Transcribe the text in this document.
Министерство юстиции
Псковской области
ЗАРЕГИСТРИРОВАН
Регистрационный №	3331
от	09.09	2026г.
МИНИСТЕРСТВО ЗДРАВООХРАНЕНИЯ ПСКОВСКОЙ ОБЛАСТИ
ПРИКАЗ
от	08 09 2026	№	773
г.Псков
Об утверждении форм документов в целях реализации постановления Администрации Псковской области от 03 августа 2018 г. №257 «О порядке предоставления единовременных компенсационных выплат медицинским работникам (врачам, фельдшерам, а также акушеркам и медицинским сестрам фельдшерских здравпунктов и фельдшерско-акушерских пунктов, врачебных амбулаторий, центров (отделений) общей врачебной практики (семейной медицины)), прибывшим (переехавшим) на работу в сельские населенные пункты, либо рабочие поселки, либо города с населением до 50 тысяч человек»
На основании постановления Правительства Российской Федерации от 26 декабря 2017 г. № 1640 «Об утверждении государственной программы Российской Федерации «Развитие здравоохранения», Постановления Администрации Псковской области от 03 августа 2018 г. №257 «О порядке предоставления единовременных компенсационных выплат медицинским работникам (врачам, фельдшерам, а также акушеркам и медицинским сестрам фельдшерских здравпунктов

· · ·

◆ PROBLEM STATEMENT
Wherever "утверждении" shows up in a line, copy that line.

◆ RESPONSE TO THE EXERCISE
Об утверждении форм документов в целях реализации постановления Администрации Псковской области от 03 августа 2018 г. №257 «О порядке предоставления единовременных компенсационных выплат медицинским работникам (врачам, фельдшерам, а также акушеркам и медицинским сестрам фельдшерских здравпунктов и фельдшерско-акушерских пунктов, врачебных амбулаторий, центров (отделений) общей врачебной практики (семейной медицины)), прибывшим (переехавшим) на работу в сельские населенные пункты, либо рабочие поселки, либо города с населением до 50 тысяч человек»
На основании постановления Правительства Российской Федерации от 26 декабря 2017 г. № 1640 «Об утверждении государственной программы Российской Федерации «Развитие здравоохранения», Постановления Администрации Псковской области от 03 августа 2018 г. №257 «О порядке предоставления единовременных компенсационных выплат медицинским работникам (врачам, фельдшерам, а также акушеркам и медицинским сестрам фельдшерских здравпунктов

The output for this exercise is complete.